## Problem statement
Copy all of the records below verbatim.

★ ★ ★

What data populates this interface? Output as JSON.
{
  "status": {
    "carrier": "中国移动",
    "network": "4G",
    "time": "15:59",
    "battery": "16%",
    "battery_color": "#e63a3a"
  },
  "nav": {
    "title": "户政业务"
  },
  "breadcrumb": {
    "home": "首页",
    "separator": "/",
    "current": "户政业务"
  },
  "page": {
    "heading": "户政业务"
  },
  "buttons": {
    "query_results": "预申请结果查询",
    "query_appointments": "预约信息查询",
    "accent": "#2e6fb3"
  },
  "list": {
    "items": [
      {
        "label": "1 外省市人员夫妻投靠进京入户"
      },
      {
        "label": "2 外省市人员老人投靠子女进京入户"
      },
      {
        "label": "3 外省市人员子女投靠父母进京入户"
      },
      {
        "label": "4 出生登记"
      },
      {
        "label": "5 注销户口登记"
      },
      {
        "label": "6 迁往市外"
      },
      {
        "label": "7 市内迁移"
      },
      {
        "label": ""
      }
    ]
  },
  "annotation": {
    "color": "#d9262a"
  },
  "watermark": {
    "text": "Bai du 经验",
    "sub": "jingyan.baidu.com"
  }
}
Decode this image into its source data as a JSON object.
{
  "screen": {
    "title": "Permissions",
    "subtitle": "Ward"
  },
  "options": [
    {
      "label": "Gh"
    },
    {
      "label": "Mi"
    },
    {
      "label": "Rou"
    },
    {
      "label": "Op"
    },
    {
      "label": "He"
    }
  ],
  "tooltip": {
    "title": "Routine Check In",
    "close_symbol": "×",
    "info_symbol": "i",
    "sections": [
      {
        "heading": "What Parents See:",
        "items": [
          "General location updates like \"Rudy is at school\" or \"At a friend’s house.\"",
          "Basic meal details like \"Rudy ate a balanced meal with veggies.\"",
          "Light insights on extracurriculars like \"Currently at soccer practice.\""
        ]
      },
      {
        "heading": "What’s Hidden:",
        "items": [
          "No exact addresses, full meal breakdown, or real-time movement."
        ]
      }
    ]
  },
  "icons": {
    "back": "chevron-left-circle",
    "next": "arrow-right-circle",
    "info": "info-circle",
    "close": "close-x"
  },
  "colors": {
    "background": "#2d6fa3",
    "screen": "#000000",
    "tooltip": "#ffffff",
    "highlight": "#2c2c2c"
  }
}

★ ★ ★

## Solution for this exercise
What data populates this interface? Output as JSON.
{
  "status": {
    "carrier": "中国移动",
    "network": "4G",
    "time": "15:59",
    "battery": "16%",
    "battery_color": "#e63a3a"
  },
  "nav": {
    "title": "户政业务"
  },
  "breadcrumb": {
    "home": "首页",
    "separator": "/",
    "current": "户政业务"
  },
  "page": {
    "heading": "户政业务"
  },
  "buttons": {
    "query_results": "预申请结果查询",
    "query_appointments": "预约信息查询",
    "accent": "#2e6fb3"
  },
  "list": {
    "items": [
      {
        "label": "1 外省市人员夫妻投靠进京入户"
      },
      {
        "label": "2 外省市人员老人投靠子女进京入户"
      },
      {
        "label": "3 外省市人员子女投靠父母进京入户"
      },
      {
        "label": "4 出生登记"
      },
      {
        "label": "5 注销户口登记"
      },
      {
        "label": "6 迁往市外"
      },
      {
        "label": "7 市内迁移"
      },
      {
        "label": ""
      }
    ]
  },
  "annotation": {
    "color": "#d9262a"
  },
  "watermark": {
    "text": "Bai du 经验",
    "sub": "jingyan.baidu.com"
  }
}
Decode this image into its source data as a JSON object.
{
  "screen": {
    "title": "Permissions",
    "subtitle": "Ward"
  },
  "options": [
    {
      "label": "Gh"
    },
    {
      "label": "Mi"
    },
    {
      "label": "Rou"
    },
    {
      "label": "Op"
    },
    {
      "label": "He"
    }
  ],
  "tooltip": {
    "title": "Routine Check In",
    "close_symbol": "×",
    "info_symbol": "i",
    "sections": [
      {
        "heading": "What Parents See:",
        "items": [
          "General location updates like \"Rudy is at school\" or \"At a friend’s house.\"",
          "Basic meal details like \"Rudy ate a balanced meal with veggies.\"",
          "Light insights on extracurriculars like \"Currently at soccer practice.\""
        ]
      },
      {
        "heading": "What’s Hidden:",
        "items": [
          "No exact addresses, full meal breakdown, or real-time movement."
        ]
      }
    ]
  },
  "icons": {
    "back": "chevron-left-circle",
    "next": "arrow-right-circle",
    "info": "info-circle",
    "close": "close-x"
  },
  "colors": {
    "background": "#2d6fa3",
    "screen": "#000000",
    "tooltip": "#ffffff",
    "highlight": "#2c2c2c"
  }
}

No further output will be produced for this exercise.